- [PROBLEM REQUIREMENTS] Repeat each line of the material exactly.

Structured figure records
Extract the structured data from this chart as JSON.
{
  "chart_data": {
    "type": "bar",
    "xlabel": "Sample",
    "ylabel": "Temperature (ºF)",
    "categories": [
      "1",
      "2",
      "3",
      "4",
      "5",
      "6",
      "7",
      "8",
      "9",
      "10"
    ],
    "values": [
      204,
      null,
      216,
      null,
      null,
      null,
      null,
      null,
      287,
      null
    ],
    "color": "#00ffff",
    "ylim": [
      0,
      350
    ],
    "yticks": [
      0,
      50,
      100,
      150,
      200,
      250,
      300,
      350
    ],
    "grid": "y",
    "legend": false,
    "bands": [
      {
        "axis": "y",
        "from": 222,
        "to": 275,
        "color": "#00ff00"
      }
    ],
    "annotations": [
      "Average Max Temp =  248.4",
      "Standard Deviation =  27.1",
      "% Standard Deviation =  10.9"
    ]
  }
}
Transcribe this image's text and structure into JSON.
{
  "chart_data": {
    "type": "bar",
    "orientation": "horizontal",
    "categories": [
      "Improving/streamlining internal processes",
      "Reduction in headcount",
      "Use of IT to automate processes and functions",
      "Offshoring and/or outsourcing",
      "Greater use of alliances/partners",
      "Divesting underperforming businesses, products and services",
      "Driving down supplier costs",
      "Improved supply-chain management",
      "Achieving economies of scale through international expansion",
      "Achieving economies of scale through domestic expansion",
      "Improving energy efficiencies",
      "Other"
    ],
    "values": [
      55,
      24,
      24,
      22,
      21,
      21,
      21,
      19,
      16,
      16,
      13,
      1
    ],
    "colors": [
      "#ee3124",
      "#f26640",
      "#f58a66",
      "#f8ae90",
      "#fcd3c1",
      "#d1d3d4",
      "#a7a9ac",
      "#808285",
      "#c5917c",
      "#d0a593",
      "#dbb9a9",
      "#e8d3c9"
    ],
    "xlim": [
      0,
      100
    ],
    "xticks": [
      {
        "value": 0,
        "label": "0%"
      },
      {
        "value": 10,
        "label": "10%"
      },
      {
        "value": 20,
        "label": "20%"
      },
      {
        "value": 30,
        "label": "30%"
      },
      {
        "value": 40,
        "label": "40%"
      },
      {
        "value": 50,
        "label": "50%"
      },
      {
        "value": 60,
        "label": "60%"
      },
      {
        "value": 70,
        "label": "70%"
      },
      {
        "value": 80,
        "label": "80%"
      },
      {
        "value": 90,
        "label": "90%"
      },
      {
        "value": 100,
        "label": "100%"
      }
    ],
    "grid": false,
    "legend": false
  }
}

- [SOLUTION FOR THIS TASK]
Extract the structured data from this chart as JSON.
{
  "chart_data": {
    "type": "bar",
    "xlabel": "Sample",
    "ylabel": "Temperature (ºF)",
    "categories": [
      "1",
      "2",
      "3",
      "4",
      "5",
      "6",
      "7",
      "8",
      "9",
      "10"
    ],
    "values": [
      204,
      null,
      216,
      null,
      null,
      null,
      null,
      null,
      287,
      null
    ],
    "color": "#00ffff",
    "ylim": [
      0,
      350
    ],
    "yticks": [
      0,
      50,
      100,
      150,
      200,
      250,
      300,
      350
    ],
    "grid": "y",
    "legend": false,
    "bands": [
      {
        "axis": "y",
        "from": 222,
        "to": 275,
        "color": "#00ff00"
      }
    ],
    "annotations": [
      "Average Max Temp =  248.4",
      "Standard Deviation =  27.1",
      "% Standard Deviation =  10.9"
    ]
  }
}
Transcribe this image's text and structure into JSON.
{
  "chart_data": {
    "type": "bar",
    "orientation": "horizontal",
    "categories": [
      "Improving/streamlining internal processes",
      "Reduction in headcount",
      "Use of IT to automate processes and functions",
      "Offshoring and/or outsourcing",
      "Greater use of alliances/partners",
      "Divesting underperforming businesses, products and services",
      "Driving down supplier costs",
      "Improved supply-chain management",
      "Achieving economies of scale through international expansion",
      "Achieving economies of scale through domestic expansion",
      "Improving energy efficiencies",
      "Other"
    ],
    "values": [
      55,
      24,
      24,
      22,
      21,
      21,
      21,
      19,
      16,
      16,
      13,
      1
    ],
    "colors": [
      "#ee3124",
      "#f26640",
      "#f58a66",
      "#f8ae90",
      "#fcd3c1",
      "#d1d3d4",
      "#a7a9ac",
      "#808285",
      "#c5917c",
      "#d0a593",
      "#dbb9a9",
      "#e8d3c9"
    ],
    "xlim": [
      0,
      100
    ],
    "xticks": [
      {
        "value": 0,
        "label": "0%"
      },
      {
        "value": 10,
        "label": "10%"
      },
      {
        "value": 20,
        "label": "20%"
      },
      {
        "value": 30,
        "label": "30%"
      },
      {
        "value": 40,
        "label": "40%"
      },
      {
        "value": 50,
        "label": "50%"
      },
      {
        "value": 60,
        "label": "60%"
      },
      {
        "value": 70,
        "label": "70%"
      },
      {
        "value": 80,
        "label": "80%"
      },
      {
        "value": 90,
        "label": "90%"
      },
      {
        "value": 100,
        "label": "100%"
      }
    ],
    "grid": false,
    "legend": false
  }
}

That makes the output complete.